---- INPUT FOR THIS TASK
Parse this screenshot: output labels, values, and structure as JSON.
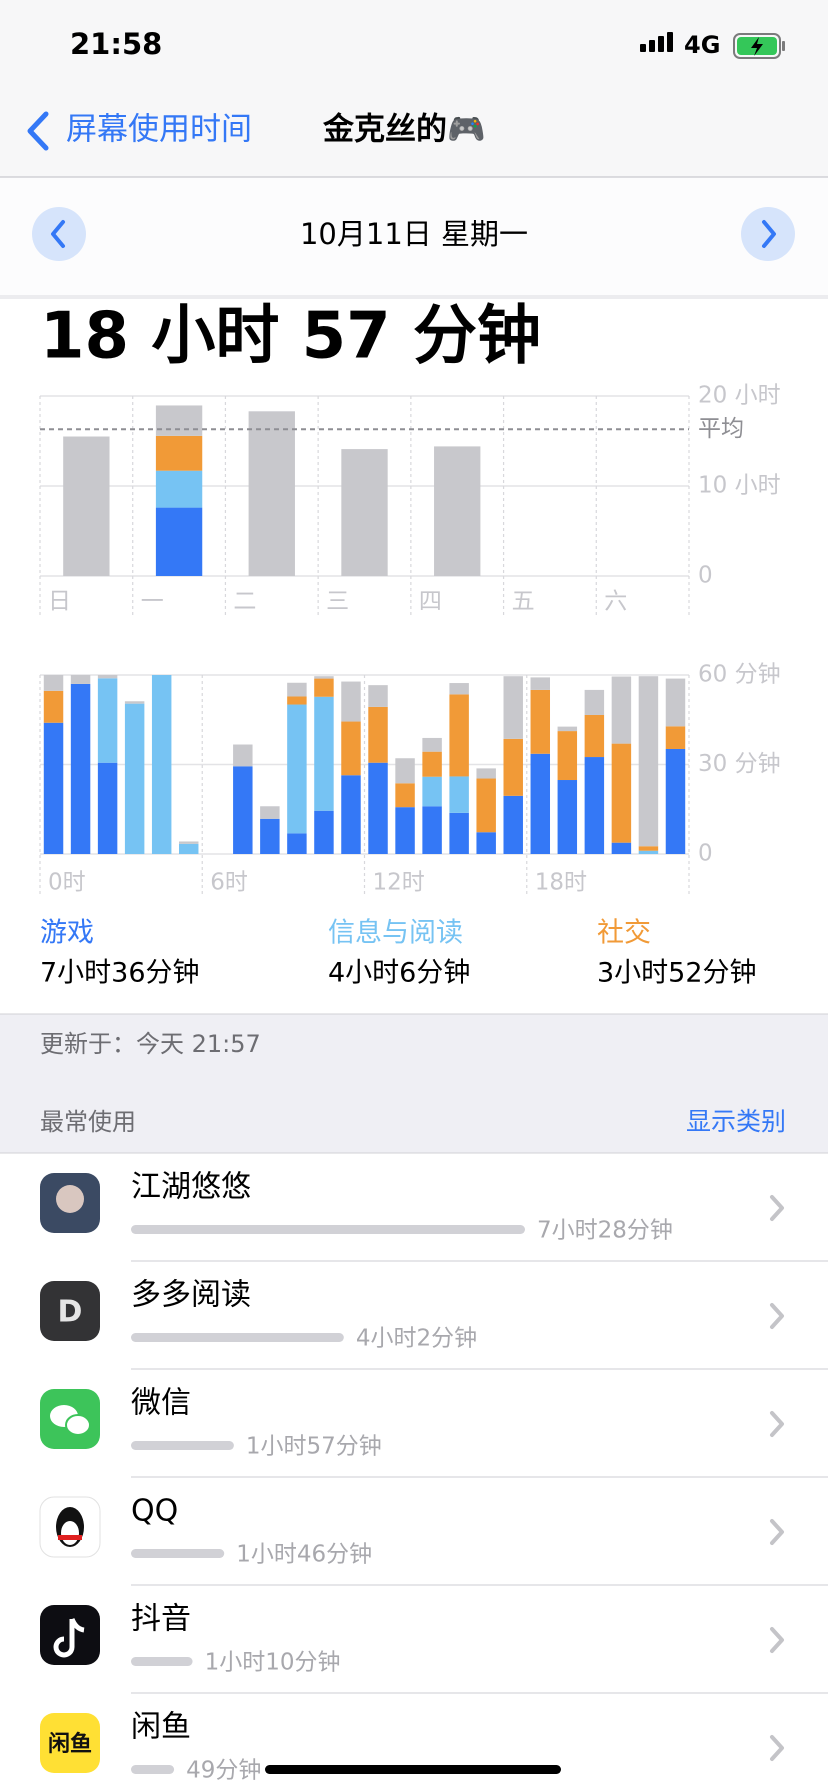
{
  "status_bar": {
    "time": "21:58",
    "network": "4G"
  },
  "nav": {
    "back": "屏幕使用时间",
    "title": "金克丝的🎮"
  },
  "date": "10月11日 星期一",
  "total": "18 小时 57 分钟",
  "chart_data": [
    {
      "type": "bar",
      "stacked": true,
      "categories": [
        "日",
        "一",
        "二",
        "三",
        "四",
        "五",
        "六"
      ],
      "series": [
        {
          "name": "游戏",
          "color": "#3478f6",
          "values": [
            null,
            7.6,
            null,
            null,
            null,
            null,
            null
          ]
        },
        {
          "name": "信息与阅读",
          "color": "#76c3f3",
          "values": [
            null,
            4.1,
            null,
            null,
            null,
            null,
            null
          ]
        },
        {
          "name": "社交",
          "color": "#f19a37",
          "values": [
            null,
            3.87,
            null,
            null,
            null,
            null,
            null
          ]
        },
        {
          "color": "#c8c8cc",
          "values": [
            15.5,
            3.38,
            18.3,
            14.1,
            14.4,
            null,
            null
          ]
        }
      ],
      "ylim": [
        0,
        20
      ],
      "yticks": [
        0,
        {
          "value": 10,
          "label": "10 小时"
        },
        {
          "value": 20,
          "label": "20 小时"
        }
      ],
      "average": 16.3,
      "average_label": "平均",
      "grid": true
    },
    {
      "type": "bar",
      "stacked": true,
      "categories": [
        "0时",
        null,
        null,
        null,
        null,
        null,
        "6时",
        null,
        null,
        null,
        null,
        null,
        "12时",
        null,
        null,
        null,
        null,
        null,
        "18时",
        null,
        null,
        null,
        null,
        null
      ],
      "series": [
        {
          "name": "游戏",
          "color": "#3478f6",
          "values": [
            44,
            57,
            30.6,
            null,
            null,
            null,
            null,
            29.4,
            11.8,
            6.9,
            14.5,
            26.4,
            30.6,
            15.7,
            16,
            13.8,
            7.3,
            19.5,
            33.6,
            24.8,
            32.5,
            3.8,
            null,
            35.2
          ]
        },
        {
          "name": "信息与阅读",
          "color": "#76c3f3",
          "values": [
            null,
            null,
            28.3,
            50.4,
            60,
            3.4,
            null,
            null,
            null,
            43.2,
            38.2,
            null,
            null,
            null,
            9.9,
            12.2,
            null,
            null,
            null,
            null,
            null,
            null,
            1.1,
            null
          ]
        },
        {
          "name": "社交",
          "color": "#f19a37",
          "values": [
            10.7,
            null,
            null,
            null,
            null,
            null,
            null,
            null,
            null,
            2.7,
            6.1,
            18,
            18.7,
            8,
            8.4,
            27.5,
            18,
            19.1,
            21.4,
            16.4,
            14.1,
            33.2,
            1.5,
            7.6
          ]
        },
        {
          "color": "#c8c8cc",
          "values": [
            5.3,
            3,
            1.1,
            0.8,
            null,
            0.8,
            null,
            7.3,
            4.2,
            4.6,
            0.8,
            13.4,
            7.3,
            8.4,
            4.6,
            3.8,
            3.4,
            21,
            4.2,
            1.5,
            8.4,
            22.5,
            57,
            16
          ]
        }
      ],
      "ylim": [
        0,
        60
      ],
      "yticks": [
        0,
        {
          "value": 30,
          "label": "30 分钟"
        },
        {
          "value": 60,
          "label": "60 分钟"
        }
      ],
      "grid": true
    }
  ],
  "category_summary": [
    {
      "name": "游戏",
      "time": "7小时36分钟"
    },
    {
      "name": "信息与阅读",
      "time": "4小时6分钟"
    },
    {
      "name": "社交",
      "time": "3小时52分钟"
    }
  ],
  "updated": "更新于：今天 21:57",
  "most_used": {
    "title": "最常使用",
    "action": "显示类别",
    "apps": [
      {
        "name": "江湖悠悠",
        "time": "7小时28分钟"
      },
      {
        "name": "多多阅读",
        "time": "4小时2分钟",
        "icon_text": "D"
      },
      {
        "name": "微信",
        "time": "1小时57分钟"
      },
      {
        "name": "QQ",
        "time": "1小时46分钟"
      },
      {
        "name": "抖音",
        "time": "1小时10分钟"
      },
      {
        "name": "闲鱼",
        "time": "49分钟",
        "icon_text": "闲鱼"
      }
    ]
  }
}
--------
Review the material and copy each line in which the word "time" appears.

## IN RESPONSE
    "time": "21:58",
      "time": "7小时36分钟"
      "time": "4小时6分钟"
      "time": "3小时52分钟"
        "time": "7小时28分钟"
        "time": "4小时2分钟",
        "time": "1小时57分钟"
        "time": "1小时46分钟"
        "time": "1小时10分钟"
        "time": "49分钟",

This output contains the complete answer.